* _STATED EXERCISE_
Repeat the stretch of the listing from the line that contains "Polygon shape [202, 276, 231, 333]" through the line that contains "Polygon shape [164, 513, 199, 569]", both ends included.

Element placement data:
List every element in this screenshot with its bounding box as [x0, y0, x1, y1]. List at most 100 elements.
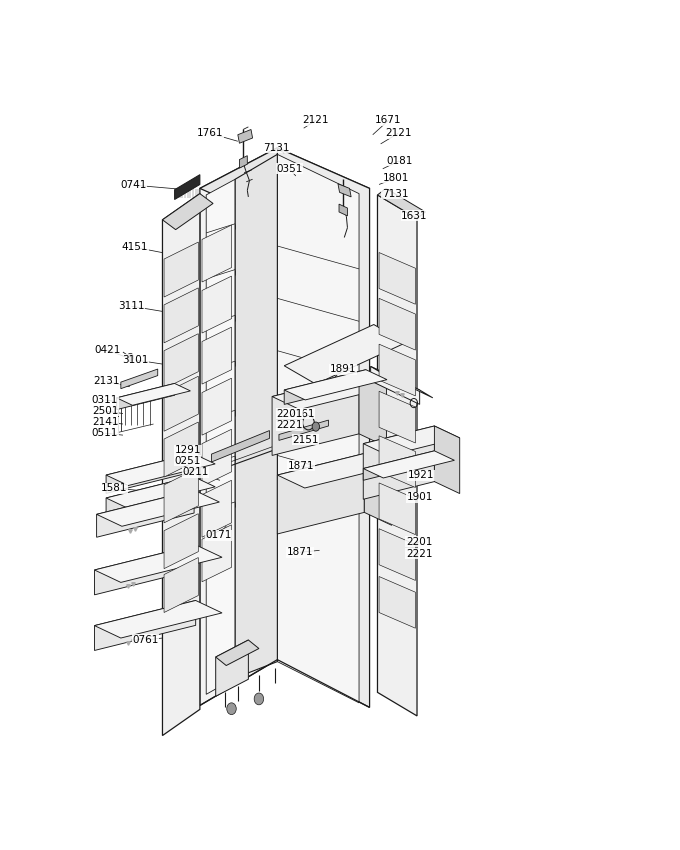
Polygon shape [202, 276, 231, 333]
Polygon shape [339, 204, 347, 216]
Polygon shape [164, 288, 199, 343]
Polygon shape [284, 370, 387, 400]
Circle shape [312, 422, 320, 431]
Polygon shape [106, 453, 215, 485]
Polygon shape [277, 453, 392, 488]
Text: 3101: 3101 [122, 354, 148, 365]
Polygon shape [202, 524, 231, 581]
Polygon shape [359, 375, 386, 447]
Text: 1901: 1901 [407, 492, 433, 502]
Polygon shape [164, 513, 199, 569]
Polygon shape [272, 375, 386, 410]
Polygon shape [117, 383, 175, 410]
Polygon shape [379, 252, 415, 304]
Polygon shape [284, 370, 366, 405]
Text: 1581: 1581 [101, 483, 127, 493]
Text: 0311: 0311 [92, 394, 118, 405]
Text: 1291: 1291 [175, 445, 201, 456]
Polygon shape [363, 426, 460, 456]
Polygon shape [379, 391, 415, 443]
Polygon shape [206, 179, 235, 694]
Circle shape [127, 354, 133, 361]
Polygon shape [277, 155, 359, 703]
Polygon shape [97, 490, 220, 526]
Polygon shape [106, 476, 215, 508]
Text: 0251: 0251 [175, 456, 201, 466]
Circle shape [226, 703, 236, 715]
Polygon shape [379, 483, 415, 535]
Text: 1891: 1891 [330, 364, 356, 374]
Text: 1871: 1871 [287, 547, 313, 558]
Text: 0171: 0171 [205, 530, 231, 541]
Polygon shape [364, 453, 392, 525]
Text: 2201: 2201 [406, 537, 432, 547]
Text: 7131: 7131 [381, 189, 408, 199]
Text: 1921: 1921 [408, 470, 435, 480]
Text: 1761: 1761 [197, 128, 224, 139]
Polygon shape [202, 480, 231, 537]
Text: 2221: 2221 [406, 548, 432, 558]
Polygon shape [175, 174, 200, 200]
Text: 0741: 0741 [120, 180, 147, 190]
Polygon shape [379, 298, 415, 350]
Polygon shape [164, 377, 199, 431]
Text: 2121: 2121 [385, 128, 411, 139]
Polygon shape [202, 429, 231, 486]
Polygon shape [106, 476, 193, 516]
Text: 7131: 7131 [263, 143, 290, 153]
Polygon shape [363, 450, 435, 480]
Polygon shape [379, 344, 415, 396]
Polygon shape [163, 194, 213, 230]
Polygon shape [106, 453, 193, 493]
Text: 2161: 2161 [288, 409, 314, 418]
Polygon shape [371, 366, 420, 405]
Polygon shape [379, 529, 415, 581]
Text: 0761: 0761 [133, 635, 159, 645]
Polygon shape [379, 436, 415, 488]
Text: 2121: 2121 [303, 116, 329, 125]
Polygon shape [338, 184, 351, 197]
Polygon shape [216, 640, 248, 696]
Text: 0511: 0511 [92, 428, 118, 439]
Text: 2201: 2201 [276, 409, 303, 418]
Text: 0181: 0181 [386, 156, 412, 166]
Polygon shape [164, 468, 199, 523]
Polygon shape [200, 148, 277, 705]
Polygon shape [95, 545, 196, 595]
Polygon shape [200, 148, 370, 229]
Polygon shape [279, 420, 328, 440]
Text: 0421: 0421 [94, 345, 120, 355]
Text: 1801: 1801 [383, 173, 409, 183]
Polygon shape [277, 148, 370, 707]
Polygon shape [377, 195, 417, 716]
Polygon shape [238, 129, 252, 144]
Polygon shape [95, 600, 222, 638]
Polygon shape [97, 490, 194, 537]
Polygon shape [284, 325, 405, 384]
Polygon shape [202, 327, 231, 384]
Text: 1631: 1631 [401, 211, 428, 221]
Text: 1671: 1671 [375, 116, 402, 125]
Polygon shape [363, 450, 454, 478]
Polygon shape [277, 453, 364, 534]
Polygon shape [377, 189, 426, 218]
Polygon shape [164, 334, 199, 388]
Text: 2131: 2131 [93, 377, 119, 387]
Text: 2501: 2501 [92, 406, 118, 416]
Polygon shape [216, 640, 259, 666]
Polygon shape [272, 375, 359, 456]
Polygon shape [202, 225, 231, 282]
Text: 0211: 0211 [182, 468, 209, 478]
Polygon shape [211, 431, 269, 462]
Polygon shape [117, 383, 190, 405]
Text: 0351: 0351 [276, 164, 303, 173]
Polygon shape [163, 194, 200, 735]
Polygon shape [435, 426, 460, 494]
Text: 4151: 4151 [122, 242, 148, 252]
Text: 2221: 2221 [276, 420, 303, 430]
Polygon shape [235, 155, 277, 678]
Polygon shape [164, 242, 199, 297]
Polygon shape [202, 378, 231, 435]
Text: 1871: 1871 [288, 461, 314, 471]
Polygon shape [164, 422, 199, 477]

* _WRITTEN SOLUTION_
Polygon shape [202, 276, 231, 333]
Polygon shape [339, 204, 347, 216]
Polygon shape [164, 288, 199, 343]
Polygon shape [284, 370, 387, 400]
Circle shape [312, 422, 320, 431]
Polygon shape [106, 453, 215, 485]
Polygon shape [277, 453, 392, 488]
Text: 3101: 3101 [122, 354, 148, 365]
Polygon shape [202, 524, 231, 581]
Polygon shape [359, 375, 386, 447]
Text: 1901: 1901 [407, 492, 433, 502]
Polygon shape [164, 513, 199, 569]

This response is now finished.